▸ Your goal: In every one of the records below, replace "DC bus" with "direct-current bus" and reproduce the lines with nothing else changed.

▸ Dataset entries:

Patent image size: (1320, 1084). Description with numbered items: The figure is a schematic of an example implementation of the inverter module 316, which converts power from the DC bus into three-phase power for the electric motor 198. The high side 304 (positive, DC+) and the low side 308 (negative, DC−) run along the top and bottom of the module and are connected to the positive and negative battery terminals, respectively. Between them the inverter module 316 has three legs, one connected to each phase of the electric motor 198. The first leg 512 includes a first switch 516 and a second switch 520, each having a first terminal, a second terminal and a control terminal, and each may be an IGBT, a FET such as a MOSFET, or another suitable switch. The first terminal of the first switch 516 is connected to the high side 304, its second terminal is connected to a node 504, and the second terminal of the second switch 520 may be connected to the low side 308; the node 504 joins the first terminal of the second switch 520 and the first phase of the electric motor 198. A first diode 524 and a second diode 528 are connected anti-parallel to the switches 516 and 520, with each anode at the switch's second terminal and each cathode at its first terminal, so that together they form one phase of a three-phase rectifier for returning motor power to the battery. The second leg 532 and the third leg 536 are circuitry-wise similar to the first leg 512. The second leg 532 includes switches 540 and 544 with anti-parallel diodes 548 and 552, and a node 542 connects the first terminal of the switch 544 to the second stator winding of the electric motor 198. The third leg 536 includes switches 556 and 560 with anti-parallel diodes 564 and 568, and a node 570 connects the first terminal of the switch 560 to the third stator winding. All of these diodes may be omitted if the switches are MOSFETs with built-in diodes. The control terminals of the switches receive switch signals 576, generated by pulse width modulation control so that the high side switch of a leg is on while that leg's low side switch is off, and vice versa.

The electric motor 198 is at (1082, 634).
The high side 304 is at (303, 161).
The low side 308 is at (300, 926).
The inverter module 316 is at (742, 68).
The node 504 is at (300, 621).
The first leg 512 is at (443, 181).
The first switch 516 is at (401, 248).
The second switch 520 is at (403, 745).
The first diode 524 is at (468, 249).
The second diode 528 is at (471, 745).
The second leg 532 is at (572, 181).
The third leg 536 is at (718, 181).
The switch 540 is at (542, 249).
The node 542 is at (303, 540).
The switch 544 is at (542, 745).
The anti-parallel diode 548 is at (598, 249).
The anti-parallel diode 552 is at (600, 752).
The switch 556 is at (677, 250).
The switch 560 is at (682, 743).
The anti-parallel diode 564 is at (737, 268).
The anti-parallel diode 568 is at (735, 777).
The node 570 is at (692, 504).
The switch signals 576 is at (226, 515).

▸ Task response:
Patent image size: (1320, 1084). Description with numbered items: The figure is a schematic of an example implementation of the inverter module 316, which converts power from the direct-current bus into three-phase power for the electric motor 198. The high side 304 (positive, DC+) and the low side 308 (negative, DC−) run along the top and bottom of the module and are connected to the positive and negative battery terminals, respectively. Between them the inverter module 316 has three legs, one connected to each phase of the electric motor 198. The first leg 512 includes a first switch 516 and a second switch 520, each having a first terminal, a second terminal and a control terminal, and each may be an IGBT, a FET such as a MOSFET, or another suitable switch. The first terminal of the first switch 516 is connected to the high side 304, its second terminal is connected to a node 504, and the second terminal of the second switch 520 may be connected to the low side 308; the node 504 joins the first terminal of the second switch 520 and the first phase of the electric motor 198. A first diode 524 and a second diode 528 are connected anti-parallel to the switches 516 and 520, with each anode at the switch's second terminal and each cathode at its first terminal, so that together they form one phase of a three-phase rectifier for returning motor power to the battery. The second leg 532 and the third leg 536 are circuitry-wise similar to the first leg 512. The second leg 532 includes switches 540 and 544 with anti-parallel diodes 548 and 552, and a node 542 connects the first terminal of the switch 544 to the second stator winding of the electric motor 198. The third leg 536 includes switches 556 and 560 with anti-parallel diodes 564 and 568, and a node 570 connects the first terminal of the switch 560 to the third stator winding. All of these diodes may be omitted if the switches are MOSFETs with built-in diodes. The control terminals of the switches receive switch signals 576, generated by pulse width modulation control so that the high side switch of a leg is on while that leg's low side switch is off, and vice versa.

The electric motor 198 is at (1082, 634).
The high side 304 is at (303, 161).
The low side 308 is at (300, 926).
The inverter module 316 is at (742, 68).
The node 504 is at (300, 621).
The first leg 512 is at (443, 181).
The first switch 516 is at (401, 248).
The second switch 520 is at (403, 745).
The first diode 524 is at (468, 249).
The second diode 528 is at (471, 745).
The second leg 532 is at (572, 181).
The third leg 536 is at (718, 181).
The switch 540 is at (542, 249).
The node 542 is at (303, 540).
The switch 544 is at (542, 745).
The anti-parallel diode 548 is at (598, 249).
The anti-parallel diode 552 is at (600, 752).
The switch 556 is at (677, 250).
The switch 560 is at (682, 743).
The anti-parallel diode 564 is at (737, 268).
The anti-parallel diode 568 is at (735, 777).
The node 570 is at (692, 504).
The switch signals 576 is at (226, 515).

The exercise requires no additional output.